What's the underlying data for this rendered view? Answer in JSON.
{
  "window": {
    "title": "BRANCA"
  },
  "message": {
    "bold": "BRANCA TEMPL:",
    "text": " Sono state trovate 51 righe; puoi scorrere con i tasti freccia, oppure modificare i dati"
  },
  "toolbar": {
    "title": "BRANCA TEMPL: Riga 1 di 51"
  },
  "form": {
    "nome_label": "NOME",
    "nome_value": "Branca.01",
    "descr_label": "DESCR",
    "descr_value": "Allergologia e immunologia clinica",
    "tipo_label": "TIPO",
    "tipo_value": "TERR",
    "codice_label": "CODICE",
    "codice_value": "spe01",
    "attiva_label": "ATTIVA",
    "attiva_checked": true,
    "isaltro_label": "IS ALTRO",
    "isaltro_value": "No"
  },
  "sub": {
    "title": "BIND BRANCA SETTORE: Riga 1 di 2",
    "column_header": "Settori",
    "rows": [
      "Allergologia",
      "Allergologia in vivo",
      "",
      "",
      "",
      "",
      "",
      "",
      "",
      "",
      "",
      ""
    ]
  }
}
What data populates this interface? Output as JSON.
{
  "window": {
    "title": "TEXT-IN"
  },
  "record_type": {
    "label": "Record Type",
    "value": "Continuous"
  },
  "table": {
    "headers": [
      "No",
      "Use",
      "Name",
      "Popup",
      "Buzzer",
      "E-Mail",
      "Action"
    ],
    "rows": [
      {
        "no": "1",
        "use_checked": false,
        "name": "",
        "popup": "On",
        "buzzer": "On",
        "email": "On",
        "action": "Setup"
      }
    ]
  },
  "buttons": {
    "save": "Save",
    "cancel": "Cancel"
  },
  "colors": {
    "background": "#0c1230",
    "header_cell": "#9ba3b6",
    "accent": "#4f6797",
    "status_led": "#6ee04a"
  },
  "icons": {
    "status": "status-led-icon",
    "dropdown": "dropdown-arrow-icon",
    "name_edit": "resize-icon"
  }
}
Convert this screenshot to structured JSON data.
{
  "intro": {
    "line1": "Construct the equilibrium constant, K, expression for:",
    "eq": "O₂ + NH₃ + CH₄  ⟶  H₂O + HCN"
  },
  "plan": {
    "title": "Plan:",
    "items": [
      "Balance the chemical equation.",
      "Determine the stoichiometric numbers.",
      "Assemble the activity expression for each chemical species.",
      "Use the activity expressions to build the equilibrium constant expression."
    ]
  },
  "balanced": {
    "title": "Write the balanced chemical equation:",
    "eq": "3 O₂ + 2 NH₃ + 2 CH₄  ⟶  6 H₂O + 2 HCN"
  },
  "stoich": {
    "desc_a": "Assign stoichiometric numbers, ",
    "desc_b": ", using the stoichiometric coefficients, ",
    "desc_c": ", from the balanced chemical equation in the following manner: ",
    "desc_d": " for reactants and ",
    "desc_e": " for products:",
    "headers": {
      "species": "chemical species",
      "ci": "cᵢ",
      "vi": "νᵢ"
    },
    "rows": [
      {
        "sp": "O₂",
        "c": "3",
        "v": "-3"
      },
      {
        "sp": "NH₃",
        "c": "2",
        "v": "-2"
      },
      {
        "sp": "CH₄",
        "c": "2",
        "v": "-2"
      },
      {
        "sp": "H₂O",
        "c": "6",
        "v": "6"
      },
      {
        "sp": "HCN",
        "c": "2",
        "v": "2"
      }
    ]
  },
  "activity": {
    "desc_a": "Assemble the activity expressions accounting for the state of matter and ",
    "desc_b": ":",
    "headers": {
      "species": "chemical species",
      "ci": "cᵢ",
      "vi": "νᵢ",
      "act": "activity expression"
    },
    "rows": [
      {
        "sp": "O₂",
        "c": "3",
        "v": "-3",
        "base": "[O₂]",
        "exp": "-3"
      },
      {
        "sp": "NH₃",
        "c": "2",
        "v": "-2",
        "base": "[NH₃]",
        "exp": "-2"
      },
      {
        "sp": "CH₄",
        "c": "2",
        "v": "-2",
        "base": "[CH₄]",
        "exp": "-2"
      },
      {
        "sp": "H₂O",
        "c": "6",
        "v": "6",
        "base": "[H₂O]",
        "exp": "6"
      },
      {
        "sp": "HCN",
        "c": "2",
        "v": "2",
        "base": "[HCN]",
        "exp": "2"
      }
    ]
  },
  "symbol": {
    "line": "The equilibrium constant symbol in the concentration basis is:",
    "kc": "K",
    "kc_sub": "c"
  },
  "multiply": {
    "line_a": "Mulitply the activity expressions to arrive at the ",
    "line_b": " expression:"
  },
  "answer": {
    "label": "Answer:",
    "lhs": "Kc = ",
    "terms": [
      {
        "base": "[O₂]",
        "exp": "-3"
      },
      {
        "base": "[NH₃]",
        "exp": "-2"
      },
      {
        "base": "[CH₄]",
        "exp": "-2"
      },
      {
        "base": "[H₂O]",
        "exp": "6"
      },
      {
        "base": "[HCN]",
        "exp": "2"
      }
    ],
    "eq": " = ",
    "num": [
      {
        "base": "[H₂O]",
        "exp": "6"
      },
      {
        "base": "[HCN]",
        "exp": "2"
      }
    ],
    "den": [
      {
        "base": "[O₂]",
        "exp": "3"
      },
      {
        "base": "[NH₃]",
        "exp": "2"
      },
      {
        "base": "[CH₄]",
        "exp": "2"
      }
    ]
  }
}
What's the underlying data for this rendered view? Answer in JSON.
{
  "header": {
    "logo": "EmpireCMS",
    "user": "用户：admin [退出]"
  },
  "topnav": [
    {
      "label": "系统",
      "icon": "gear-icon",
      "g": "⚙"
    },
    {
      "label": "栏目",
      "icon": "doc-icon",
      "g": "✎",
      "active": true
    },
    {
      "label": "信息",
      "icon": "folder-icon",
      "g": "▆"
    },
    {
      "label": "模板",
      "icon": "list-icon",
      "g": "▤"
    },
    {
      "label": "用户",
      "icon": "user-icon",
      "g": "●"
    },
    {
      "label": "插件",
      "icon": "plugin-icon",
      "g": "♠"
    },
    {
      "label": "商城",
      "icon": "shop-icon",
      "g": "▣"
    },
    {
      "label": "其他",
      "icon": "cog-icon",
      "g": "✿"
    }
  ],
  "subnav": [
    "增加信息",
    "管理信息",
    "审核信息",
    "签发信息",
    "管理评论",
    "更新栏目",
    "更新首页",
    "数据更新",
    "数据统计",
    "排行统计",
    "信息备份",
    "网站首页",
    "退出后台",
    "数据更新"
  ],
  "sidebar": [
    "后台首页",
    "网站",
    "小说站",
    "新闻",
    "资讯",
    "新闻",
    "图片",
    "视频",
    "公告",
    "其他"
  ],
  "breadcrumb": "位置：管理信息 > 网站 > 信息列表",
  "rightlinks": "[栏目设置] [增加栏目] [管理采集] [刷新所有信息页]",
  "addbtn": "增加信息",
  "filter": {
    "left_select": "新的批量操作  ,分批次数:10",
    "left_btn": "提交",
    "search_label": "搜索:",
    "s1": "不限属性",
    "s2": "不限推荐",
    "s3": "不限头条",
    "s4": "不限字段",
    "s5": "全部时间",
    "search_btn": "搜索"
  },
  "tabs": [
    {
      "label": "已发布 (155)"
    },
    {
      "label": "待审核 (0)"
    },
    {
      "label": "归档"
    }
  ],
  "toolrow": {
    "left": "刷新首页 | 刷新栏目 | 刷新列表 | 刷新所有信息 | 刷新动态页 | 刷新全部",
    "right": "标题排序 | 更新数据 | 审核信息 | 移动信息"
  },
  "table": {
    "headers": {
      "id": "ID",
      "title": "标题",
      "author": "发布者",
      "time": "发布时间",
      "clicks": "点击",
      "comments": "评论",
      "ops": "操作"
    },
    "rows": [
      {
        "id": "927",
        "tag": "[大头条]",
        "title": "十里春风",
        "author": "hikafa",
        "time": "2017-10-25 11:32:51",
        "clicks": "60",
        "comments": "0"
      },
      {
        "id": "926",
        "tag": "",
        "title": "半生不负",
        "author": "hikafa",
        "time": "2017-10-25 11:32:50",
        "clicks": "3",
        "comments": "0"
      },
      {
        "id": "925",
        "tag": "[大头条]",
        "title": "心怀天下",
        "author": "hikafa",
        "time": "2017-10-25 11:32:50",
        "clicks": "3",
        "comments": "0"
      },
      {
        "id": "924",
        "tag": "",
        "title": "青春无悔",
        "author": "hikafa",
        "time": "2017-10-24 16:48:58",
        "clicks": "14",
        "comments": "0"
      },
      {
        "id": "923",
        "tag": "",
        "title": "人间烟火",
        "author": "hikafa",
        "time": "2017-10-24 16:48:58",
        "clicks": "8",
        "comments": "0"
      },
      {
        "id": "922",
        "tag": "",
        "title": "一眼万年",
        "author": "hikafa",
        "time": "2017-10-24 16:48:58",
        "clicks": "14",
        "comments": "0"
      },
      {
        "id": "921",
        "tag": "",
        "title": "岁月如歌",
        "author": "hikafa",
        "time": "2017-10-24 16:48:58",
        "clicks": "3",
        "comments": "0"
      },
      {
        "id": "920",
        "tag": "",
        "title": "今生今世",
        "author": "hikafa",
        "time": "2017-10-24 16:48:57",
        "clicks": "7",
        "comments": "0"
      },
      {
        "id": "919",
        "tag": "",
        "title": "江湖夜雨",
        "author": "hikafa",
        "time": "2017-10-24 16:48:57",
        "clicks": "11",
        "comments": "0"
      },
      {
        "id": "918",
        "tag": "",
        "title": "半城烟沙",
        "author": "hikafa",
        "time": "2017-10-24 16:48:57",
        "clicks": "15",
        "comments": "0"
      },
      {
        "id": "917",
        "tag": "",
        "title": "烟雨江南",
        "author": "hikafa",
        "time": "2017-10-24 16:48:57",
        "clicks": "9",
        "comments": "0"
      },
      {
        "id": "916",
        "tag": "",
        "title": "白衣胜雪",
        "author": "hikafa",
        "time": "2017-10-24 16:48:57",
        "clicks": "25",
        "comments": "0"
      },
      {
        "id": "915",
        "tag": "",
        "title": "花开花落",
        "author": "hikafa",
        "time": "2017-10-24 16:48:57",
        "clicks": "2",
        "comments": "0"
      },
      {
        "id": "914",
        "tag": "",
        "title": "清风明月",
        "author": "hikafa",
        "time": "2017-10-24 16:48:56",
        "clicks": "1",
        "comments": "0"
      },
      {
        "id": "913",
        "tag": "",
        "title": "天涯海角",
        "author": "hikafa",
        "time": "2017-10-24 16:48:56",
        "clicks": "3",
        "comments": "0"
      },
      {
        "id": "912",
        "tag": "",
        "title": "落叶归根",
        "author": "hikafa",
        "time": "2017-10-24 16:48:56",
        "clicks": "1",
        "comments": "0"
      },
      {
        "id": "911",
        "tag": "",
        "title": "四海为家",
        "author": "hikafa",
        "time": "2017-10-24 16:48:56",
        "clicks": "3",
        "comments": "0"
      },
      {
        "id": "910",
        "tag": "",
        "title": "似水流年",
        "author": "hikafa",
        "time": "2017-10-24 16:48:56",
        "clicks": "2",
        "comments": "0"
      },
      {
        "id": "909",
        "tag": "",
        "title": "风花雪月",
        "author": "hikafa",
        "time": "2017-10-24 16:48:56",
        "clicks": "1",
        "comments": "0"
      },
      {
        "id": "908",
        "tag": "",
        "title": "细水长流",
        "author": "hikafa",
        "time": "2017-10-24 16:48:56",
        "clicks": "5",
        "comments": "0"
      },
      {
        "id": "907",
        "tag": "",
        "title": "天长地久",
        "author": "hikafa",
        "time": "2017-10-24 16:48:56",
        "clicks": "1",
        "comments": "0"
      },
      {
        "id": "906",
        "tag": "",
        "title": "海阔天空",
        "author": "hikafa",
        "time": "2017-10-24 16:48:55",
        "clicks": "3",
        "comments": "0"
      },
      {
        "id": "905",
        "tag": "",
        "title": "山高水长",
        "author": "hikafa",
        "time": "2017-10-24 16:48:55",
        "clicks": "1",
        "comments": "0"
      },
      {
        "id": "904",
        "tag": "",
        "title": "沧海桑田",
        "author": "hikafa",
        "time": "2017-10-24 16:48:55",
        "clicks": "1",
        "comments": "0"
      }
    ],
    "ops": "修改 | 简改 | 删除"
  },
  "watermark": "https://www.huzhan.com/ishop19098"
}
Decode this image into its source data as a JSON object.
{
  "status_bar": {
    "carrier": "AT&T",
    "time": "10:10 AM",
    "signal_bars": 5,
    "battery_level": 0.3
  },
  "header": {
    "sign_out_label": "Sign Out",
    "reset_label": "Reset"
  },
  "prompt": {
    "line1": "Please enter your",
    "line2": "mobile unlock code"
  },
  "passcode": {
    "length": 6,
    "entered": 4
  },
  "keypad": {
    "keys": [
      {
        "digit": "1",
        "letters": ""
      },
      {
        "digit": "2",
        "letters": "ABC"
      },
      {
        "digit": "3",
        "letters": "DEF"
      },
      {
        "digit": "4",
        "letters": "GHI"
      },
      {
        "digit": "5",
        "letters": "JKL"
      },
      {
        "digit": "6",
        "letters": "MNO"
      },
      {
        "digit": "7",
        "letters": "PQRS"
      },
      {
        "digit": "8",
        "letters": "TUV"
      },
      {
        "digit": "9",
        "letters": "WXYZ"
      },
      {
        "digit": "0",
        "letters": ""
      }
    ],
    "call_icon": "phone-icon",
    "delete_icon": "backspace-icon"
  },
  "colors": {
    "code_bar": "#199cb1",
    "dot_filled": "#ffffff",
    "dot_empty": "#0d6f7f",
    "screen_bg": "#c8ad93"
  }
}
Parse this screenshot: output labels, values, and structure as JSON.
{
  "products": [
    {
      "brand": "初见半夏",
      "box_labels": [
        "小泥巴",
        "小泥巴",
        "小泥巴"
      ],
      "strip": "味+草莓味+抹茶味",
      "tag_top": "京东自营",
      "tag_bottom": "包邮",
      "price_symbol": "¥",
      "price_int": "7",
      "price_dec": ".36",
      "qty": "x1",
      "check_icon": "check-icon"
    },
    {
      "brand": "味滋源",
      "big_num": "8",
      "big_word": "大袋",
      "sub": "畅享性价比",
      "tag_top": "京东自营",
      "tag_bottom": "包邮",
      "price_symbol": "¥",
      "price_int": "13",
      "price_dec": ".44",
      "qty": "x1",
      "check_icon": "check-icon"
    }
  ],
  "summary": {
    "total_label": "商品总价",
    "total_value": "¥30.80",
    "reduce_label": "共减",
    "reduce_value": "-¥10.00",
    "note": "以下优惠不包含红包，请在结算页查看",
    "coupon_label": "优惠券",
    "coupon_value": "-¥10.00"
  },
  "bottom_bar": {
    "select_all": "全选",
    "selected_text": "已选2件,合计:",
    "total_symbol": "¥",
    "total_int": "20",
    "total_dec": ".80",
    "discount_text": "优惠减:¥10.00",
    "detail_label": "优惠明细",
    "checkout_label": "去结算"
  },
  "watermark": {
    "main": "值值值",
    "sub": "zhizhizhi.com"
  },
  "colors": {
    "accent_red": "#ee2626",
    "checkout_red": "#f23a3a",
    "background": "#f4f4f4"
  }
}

AIM OF THE EXERCISE → Find out how many lines in the listing contain the string "letters". Give the number alone.

ANSWER TO THE PROBLEM → 10